=== Record extracts ===

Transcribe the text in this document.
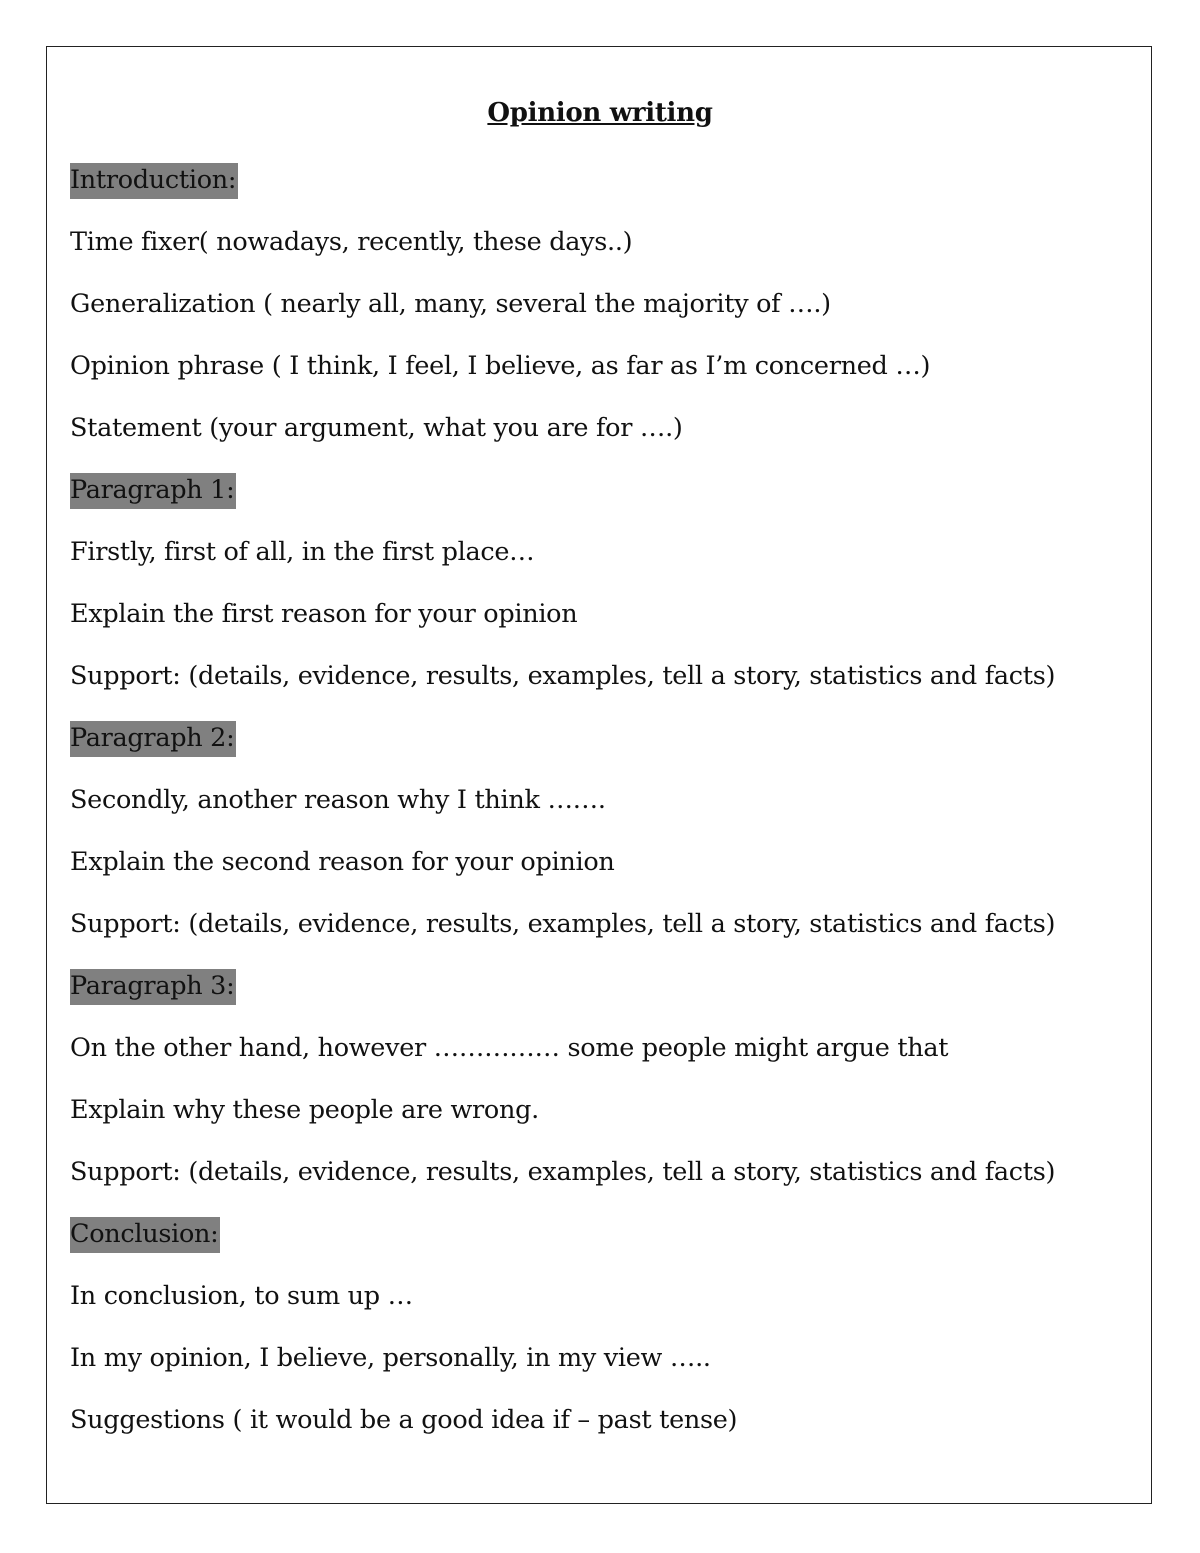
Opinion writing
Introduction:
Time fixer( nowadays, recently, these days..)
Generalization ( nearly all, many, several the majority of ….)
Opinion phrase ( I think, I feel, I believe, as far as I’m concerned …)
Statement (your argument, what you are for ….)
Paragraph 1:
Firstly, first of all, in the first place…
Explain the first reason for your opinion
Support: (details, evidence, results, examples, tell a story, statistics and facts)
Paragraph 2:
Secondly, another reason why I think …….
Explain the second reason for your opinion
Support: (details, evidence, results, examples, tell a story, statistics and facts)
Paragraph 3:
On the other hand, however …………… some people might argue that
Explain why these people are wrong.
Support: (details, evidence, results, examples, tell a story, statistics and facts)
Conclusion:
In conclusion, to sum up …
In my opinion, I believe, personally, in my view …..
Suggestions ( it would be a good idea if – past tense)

===

**What the exercise asks**
Copy the entries exactly. Leave out the images.

**Full response**
Transcribe the text in this document.
Opinion writing
Introduction:
Time fixer( nowadays, recently, these days..)
Generalization ( nearly all, many, several the majority of ….)
Opinion phrase ( I think, I feel, I believe, as far as I’m concerned …)
Statement (your argument, what you are for ….)
Paragraph 1:
Firstly, first of all, in the first place…
Explain the first reason for your opinion
Support: (details, evidence, results, examples, tell a story, statistics and facts)
Paragraph 2:
Secondly, another reason why I think …….
Explain the second reason for your opinion
Support: (details, evidence, results, examples, tell a story, statistics and facts)
Paragraph 3:
On the other hand, however …………… some people might argue that
Explain why these people are wrong.
Support: (details, evidence, results, examples, tell a story, statistics and facts)
Conclusion:
In conclusion, to sum up …
In my opinion, I believe, personally, in my view …..
Suggestions ( it would be a good idea if – past tense)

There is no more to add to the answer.